### Data for processing
++++++

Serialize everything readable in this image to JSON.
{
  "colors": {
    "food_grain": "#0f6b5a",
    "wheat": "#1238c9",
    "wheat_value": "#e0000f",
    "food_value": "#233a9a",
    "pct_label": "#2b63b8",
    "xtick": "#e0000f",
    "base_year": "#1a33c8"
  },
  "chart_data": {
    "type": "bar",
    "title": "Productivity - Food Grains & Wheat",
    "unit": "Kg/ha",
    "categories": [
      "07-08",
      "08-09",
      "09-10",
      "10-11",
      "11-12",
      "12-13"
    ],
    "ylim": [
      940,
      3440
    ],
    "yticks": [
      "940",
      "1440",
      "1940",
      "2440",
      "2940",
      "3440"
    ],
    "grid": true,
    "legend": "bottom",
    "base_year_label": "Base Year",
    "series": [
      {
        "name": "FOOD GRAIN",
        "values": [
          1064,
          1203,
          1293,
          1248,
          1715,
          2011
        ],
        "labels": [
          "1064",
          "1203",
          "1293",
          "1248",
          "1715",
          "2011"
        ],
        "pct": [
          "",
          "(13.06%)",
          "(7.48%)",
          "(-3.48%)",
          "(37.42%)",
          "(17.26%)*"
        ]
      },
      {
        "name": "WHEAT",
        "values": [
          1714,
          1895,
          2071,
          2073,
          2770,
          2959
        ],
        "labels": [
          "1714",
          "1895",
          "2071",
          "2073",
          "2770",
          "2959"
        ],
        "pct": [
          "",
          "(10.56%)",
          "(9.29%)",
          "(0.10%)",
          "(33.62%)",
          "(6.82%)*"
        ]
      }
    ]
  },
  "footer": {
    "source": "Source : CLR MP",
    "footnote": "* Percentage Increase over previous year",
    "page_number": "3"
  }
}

++++++

### Exercise task
Every record shown above should be written out again exactly.

### Final answer
Serialize everything readable in this image to JSON.
{
  "colors": {
    "food_grain": "#0f6b5a",
    "wheat": "#1238c9",
    "wheat_value": "#e0000f",
    "food_value": "#233a9a",
    "pct_label": "#2b63b8",
    "xtick": "#e0000f",
    "base_year": "#1a33c8"
  },
  "chart_data": {
    "type": "bar",
    "title": "Productivity - Food Grains & Wheat",
    "unit": "Kg/ha",
    "categories": [
      "07-08",
      "08-09",
      "09-10",
      "10-11",
      "11-12",
      "12-13"
    ],
    "ylim": [
      940,
      3440
    ],
    "yticks": [
      "940",
      "1440",
      "1940",
      "2440",
      "2940",
      "3440"
    ],
    "grid": true,
    "legend": "bottom",
    "base_year_label": "Base Year",
    "series": [
      {
        "name": "FOOD GRAIN",
        "values": [
          1064,
          1203,
          1293,
          1248,
          1715,
          2011
        ],
        "labels": [
          "1064",
          "1203",
          "1293",
          "1248",
          "1715",
          "2011"
        ],
        "pct": [
          "",
          "(13.06%)",
          "(7.48%)",
          "(-3.48%)",
          "(37.42%)",
          "(17.26%)*"
        ]
      },
      {
        "name": "WHEAT",
        "values": [
          1714,
          1895,
          2071,
          2073,
          2770,
          2959
        ],
        "labels": [
          "1714",
          "1895",
          "2071",
          "2073",
          "2770",
          "2959"
        ],
        "pct": [
          "",
          "(10.56%)",
          "(9.29%)",
          "(0.10%)",
          "(33.62%)",
          "(6.82%)*"
        ]
      }
    ]
  },
  "footer": {
    "source": "Source : CLR MP",
    "footnote": "* Percentage Increase over previous year",
    "page_number": "3"
  }
}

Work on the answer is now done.